(SUPPLIED RECORDS)
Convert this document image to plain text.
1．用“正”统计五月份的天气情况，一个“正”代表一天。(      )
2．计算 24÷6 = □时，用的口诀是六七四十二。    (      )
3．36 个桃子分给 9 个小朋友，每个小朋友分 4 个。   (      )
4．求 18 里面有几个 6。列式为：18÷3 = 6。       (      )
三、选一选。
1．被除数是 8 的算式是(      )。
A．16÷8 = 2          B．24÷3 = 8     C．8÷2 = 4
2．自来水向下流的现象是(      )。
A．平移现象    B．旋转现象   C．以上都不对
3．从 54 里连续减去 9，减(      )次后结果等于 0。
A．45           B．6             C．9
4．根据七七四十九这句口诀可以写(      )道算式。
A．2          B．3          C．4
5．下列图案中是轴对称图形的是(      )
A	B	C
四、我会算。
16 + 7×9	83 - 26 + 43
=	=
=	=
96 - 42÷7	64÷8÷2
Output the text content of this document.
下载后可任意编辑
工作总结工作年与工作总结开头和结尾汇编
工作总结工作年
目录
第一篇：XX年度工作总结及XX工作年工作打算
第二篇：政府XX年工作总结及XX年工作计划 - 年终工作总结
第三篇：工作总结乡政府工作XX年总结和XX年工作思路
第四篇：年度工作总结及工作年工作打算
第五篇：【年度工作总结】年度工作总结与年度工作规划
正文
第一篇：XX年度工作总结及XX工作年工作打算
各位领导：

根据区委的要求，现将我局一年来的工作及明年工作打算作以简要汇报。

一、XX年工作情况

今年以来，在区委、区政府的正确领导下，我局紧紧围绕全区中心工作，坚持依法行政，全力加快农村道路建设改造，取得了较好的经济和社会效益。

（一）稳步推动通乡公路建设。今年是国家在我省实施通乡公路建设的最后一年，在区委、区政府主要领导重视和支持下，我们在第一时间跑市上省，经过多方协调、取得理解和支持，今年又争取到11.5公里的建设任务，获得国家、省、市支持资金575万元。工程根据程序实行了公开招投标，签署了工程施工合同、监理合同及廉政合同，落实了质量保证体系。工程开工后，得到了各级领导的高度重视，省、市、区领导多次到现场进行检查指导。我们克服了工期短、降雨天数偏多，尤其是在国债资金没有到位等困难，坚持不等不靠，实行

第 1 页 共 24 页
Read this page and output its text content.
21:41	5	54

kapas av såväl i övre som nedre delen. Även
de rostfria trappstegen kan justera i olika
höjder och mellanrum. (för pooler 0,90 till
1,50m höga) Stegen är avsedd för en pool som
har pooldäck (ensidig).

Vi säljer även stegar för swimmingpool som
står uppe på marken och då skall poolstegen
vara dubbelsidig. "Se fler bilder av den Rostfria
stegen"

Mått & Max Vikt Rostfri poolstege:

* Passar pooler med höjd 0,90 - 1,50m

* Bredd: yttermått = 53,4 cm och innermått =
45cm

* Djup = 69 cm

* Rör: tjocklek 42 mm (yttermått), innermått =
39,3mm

(SHORT PROBLEM) Reproduce all the data word for word.

(OUTPUT FOR THIS TASK)
Convert this document image to plain text.
1．用“正”统计五月份的天气情况，一个“正”代表一天。(      )
2．计算 24÷6 = □时，用的口诀是六七四十二。    (      )
3．36 个桃子分给 9 个小朋友，每个小朋友分 4 个。   (      )
4．求 18 里面有几个 6。列式为：18÷3 = 6。       (      )
三、选一选。
1．被除数是 8 的算式是(      )。
A．16÷8 = 2          B．24÷3 = 8     C．8÷2 = 4
2．自来水向下流的现象是(      )。
A．平移现象    B．旋转现象   C．以上都不对
3．从 54 里连续减去 9，减(      )次后结果等于 0。
A．45           B．6             C．9
4．根据七七四十九这句口诀可以写(      )道算式。
A．2          B．3          C．4
5．下列图案中是轴对称图形的是(      )
A	B	C
四、我会算。
16 + 7×9	83 - 26 + 43
=	=
=	=
96 - 42÷7	64÷8÷2
Output the text content of this document.
下载后可任意编辑
工作总结工作年与工作总结开头和结尾汇编
工作总结工作年
目录
第一篇：XX年度工作总结及XX工作年工作打算
第二篇：政府XX年工作总结及XX年工作计划 - 年终工作总结
第三篇：工作总结乡政府工作XX年总结和XX年工作思路
第四篇：年度工作总结及工作年工作打算
第五篇：【年度工作总结】年度工作总结与年度工作规划
正文
第一篇：XX年度工作总结及XX工作年工作打算
各位领导：

根据区委的要求，现将我局一年来的工作及明年工作打算作以简要汇报。

一、XX年工作情况

今年以来，在区委、区政府的正确领导下，我局紧紧围绕全区中心工作，坚持依法行政，全力加快农村道路建设改造，取得了较好的经济和社会效益。

（一）稳步推动通乡公路建设。今年是国家在我省实施通乡公路建设的最后一年，在区委、区政府主要领导重视和支持下，我们在第一时间跑市上省，经过多方协调、取得理解和支持，今年又争取到11.5公里的建设任务，获得国家、省、市支持资金575万元。工程根据程序实行了公开招投标，签署了工程施工合同、监理合同及廉政合同，落实了质量保证体系。工程开工后，得到了各级领导的高度重视，省、市、区领导多次到现场进行检查指导。我们克服了工期短、降雨天数偏多，尤其是在国债资金没有到位等困难，坚持不等不靠，实行

第 1 页 共 24 页
Read this page and output its text content.
21:41	5	54

kapas av såväl i övre som nedre delen. Även
de rostfria trappstegen kan justera i olika
höjder och mellanrum. (för pooler 0,90 till
1,50m höga) Stegen är avsedd för en pool som
har pooldäck (ensidig).

Vi säljer även stegar för swimmingpool som
står uppe på marken och då skall poolstegen
vara dubbelsidig. "Se fler bilder av den Rostfria
stegen"

Mått & Max Vikt Rostfri poolstege:

* Passar pooler med höjd 0,90 - 1,50m

* Bredd: yttermått = 53,4 cm och innermått =
45cm

* Djup = 69 cm

* Rör: tjocklek 42 mm (yttermått), innermått =
39,3mm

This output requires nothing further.